# TO DO
Look through the material below for "type". Copy every line that contains it.

** Start **

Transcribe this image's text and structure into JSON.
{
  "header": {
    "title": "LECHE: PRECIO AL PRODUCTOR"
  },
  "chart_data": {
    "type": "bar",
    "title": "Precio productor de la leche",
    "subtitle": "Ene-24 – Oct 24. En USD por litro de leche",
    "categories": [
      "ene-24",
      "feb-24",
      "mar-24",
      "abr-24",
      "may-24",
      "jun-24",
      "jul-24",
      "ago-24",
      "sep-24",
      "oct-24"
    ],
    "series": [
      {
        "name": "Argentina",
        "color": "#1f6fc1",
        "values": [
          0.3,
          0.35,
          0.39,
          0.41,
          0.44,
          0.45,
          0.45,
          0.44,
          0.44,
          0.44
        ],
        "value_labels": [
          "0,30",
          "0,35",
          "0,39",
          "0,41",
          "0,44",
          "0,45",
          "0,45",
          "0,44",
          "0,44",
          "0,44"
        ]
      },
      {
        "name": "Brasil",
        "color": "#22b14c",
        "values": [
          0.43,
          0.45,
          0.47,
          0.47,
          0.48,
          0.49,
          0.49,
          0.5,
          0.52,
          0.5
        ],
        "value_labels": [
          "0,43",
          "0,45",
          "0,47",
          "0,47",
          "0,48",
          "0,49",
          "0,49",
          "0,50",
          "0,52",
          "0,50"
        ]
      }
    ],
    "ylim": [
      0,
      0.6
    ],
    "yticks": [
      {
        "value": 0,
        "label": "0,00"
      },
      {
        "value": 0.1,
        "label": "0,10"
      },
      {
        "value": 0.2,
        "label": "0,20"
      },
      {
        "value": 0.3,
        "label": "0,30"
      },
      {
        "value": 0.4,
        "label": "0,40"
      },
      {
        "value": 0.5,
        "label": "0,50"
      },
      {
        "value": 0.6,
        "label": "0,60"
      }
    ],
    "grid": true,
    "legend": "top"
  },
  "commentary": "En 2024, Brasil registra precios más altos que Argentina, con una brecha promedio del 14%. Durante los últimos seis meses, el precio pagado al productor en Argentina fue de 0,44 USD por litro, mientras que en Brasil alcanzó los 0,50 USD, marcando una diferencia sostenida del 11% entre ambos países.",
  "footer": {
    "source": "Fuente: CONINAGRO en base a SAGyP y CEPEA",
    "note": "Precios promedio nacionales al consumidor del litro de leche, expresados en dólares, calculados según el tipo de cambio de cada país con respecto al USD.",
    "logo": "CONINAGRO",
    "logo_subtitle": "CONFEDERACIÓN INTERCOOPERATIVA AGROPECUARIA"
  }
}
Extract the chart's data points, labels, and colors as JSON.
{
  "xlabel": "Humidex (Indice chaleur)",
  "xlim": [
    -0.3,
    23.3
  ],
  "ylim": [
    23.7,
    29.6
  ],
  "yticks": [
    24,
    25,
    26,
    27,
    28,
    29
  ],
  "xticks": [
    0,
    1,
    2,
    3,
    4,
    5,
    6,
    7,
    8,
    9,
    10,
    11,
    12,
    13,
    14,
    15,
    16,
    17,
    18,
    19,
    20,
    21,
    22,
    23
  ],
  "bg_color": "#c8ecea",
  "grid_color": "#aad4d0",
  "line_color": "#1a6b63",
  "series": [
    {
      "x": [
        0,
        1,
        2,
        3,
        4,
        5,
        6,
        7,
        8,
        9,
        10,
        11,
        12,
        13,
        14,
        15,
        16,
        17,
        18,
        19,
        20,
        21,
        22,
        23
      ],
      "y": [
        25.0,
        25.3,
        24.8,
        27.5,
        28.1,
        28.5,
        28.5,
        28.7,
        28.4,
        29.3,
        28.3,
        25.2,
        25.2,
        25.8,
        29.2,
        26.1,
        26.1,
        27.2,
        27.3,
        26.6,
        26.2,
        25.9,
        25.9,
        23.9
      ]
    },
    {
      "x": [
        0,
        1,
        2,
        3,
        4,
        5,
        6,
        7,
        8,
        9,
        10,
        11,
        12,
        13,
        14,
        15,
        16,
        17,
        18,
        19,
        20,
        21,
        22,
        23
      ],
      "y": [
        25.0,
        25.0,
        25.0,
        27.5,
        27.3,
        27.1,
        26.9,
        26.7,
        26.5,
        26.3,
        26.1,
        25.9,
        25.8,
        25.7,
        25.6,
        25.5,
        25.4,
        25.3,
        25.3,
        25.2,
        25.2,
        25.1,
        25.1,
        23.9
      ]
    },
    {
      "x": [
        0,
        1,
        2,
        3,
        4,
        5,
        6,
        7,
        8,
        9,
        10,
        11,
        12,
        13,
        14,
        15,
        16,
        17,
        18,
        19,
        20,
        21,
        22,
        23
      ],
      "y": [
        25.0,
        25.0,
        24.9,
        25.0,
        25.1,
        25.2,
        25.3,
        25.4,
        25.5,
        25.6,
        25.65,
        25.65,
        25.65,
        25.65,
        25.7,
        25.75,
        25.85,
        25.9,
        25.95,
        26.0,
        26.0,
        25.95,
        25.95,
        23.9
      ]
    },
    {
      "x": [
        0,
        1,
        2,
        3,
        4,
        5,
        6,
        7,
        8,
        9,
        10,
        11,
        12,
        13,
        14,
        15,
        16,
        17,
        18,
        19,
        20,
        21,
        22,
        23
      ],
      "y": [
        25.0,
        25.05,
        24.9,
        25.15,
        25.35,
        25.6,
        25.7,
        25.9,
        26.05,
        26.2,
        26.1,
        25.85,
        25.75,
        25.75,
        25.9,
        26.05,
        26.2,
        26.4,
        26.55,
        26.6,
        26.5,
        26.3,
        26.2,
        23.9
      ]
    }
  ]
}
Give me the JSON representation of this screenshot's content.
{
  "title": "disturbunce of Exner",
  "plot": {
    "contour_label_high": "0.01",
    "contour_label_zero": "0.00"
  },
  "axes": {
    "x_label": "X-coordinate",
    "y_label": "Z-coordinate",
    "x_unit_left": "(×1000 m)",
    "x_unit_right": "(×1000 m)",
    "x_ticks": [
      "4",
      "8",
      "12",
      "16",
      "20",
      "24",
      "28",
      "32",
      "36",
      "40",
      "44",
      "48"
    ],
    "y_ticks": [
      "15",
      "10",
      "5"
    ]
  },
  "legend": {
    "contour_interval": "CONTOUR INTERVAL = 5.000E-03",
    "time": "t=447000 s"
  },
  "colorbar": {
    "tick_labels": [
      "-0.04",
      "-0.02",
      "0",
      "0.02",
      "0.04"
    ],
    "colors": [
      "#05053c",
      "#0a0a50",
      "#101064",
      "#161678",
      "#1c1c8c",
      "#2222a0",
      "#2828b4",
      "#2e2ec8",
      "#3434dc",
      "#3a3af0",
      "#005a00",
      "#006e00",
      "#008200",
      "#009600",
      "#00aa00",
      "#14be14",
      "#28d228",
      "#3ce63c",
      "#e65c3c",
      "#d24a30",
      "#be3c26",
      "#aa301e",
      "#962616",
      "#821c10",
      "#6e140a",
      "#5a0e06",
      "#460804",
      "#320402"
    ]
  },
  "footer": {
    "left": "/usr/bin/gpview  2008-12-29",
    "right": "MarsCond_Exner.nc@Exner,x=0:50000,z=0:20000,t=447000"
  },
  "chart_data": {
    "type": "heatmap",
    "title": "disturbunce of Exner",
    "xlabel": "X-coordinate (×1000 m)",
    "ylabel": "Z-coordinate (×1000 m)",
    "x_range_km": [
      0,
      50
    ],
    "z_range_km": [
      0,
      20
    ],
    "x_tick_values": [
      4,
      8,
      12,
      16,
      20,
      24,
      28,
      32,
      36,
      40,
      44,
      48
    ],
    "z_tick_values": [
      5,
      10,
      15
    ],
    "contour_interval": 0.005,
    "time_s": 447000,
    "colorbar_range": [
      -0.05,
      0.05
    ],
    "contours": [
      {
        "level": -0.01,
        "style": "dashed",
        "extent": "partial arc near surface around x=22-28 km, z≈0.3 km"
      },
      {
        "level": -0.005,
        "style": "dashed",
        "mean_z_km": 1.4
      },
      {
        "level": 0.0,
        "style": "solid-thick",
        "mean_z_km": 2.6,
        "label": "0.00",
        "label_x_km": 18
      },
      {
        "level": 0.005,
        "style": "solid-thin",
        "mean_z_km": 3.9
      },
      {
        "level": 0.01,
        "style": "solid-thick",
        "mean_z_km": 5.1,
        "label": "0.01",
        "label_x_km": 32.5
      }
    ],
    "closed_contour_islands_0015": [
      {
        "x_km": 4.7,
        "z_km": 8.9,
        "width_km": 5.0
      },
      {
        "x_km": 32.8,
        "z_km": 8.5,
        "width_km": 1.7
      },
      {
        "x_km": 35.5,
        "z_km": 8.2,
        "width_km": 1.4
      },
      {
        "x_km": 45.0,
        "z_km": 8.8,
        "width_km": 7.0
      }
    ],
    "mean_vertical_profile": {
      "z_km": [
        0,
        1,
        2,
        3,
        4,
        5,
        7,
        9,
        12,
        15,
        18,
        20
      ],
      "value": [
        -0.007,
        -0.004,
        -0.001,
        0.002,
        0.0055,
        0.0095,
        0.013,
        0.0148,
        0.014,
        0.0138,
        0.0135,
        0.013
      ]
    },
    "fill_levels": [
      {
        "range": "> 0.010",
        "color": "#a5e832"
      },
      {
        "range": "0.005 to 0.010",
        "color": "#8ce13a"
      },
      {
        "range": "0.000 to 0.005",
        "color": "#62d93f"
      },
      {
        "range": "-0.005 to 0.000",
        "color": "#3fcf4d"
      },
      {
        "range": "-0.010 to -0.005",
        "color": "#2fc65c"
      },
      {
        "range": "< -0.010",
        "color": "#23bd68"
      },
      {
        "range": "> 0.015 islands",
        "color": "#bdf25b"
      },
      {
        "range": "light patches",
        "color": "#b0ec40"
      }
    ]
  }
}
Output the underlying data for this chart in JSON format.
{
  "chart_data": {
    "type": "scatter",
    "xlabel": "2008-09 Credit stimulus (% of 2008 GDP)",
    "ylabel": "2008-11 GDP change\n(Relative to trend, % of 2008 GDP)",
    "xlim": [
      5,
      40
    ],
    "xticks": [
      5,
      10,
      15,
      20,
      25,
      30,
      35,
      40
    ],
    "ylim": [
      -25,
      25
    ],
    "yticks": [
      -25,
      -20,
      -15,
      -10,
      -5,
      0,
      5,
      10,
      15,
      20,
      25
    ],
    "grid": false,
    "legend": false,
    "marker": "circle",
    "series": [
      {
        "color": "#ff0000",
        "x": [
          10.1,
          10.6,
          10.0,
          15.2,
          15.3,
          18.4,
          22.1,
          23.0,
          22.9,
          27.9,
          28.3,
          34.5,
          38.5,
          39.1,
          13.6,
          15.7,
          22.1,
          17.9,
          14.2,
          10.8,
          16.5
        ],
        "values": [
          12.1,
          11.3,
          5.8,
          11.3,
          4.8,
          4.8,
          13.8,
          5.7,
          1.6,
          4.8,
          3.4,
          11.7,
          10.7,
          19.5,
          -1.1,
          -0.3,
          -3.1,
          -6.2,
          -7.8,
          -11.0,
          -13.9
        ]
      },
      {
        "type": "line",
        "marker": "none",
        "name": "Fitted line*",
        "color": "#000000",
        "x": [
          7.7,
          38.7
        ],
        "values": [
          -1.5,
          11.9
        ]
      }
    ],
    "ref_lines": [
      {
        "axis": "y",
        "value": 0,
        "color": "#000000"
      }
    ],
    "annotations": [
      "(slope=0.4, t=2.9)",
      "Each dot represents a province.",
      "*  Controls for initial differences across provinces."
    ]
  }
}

** End **

# WRITTEN SOLUTION
    "type": "bar",
    "type": "heatmap",
    "type": "scatter",
        "type": "line",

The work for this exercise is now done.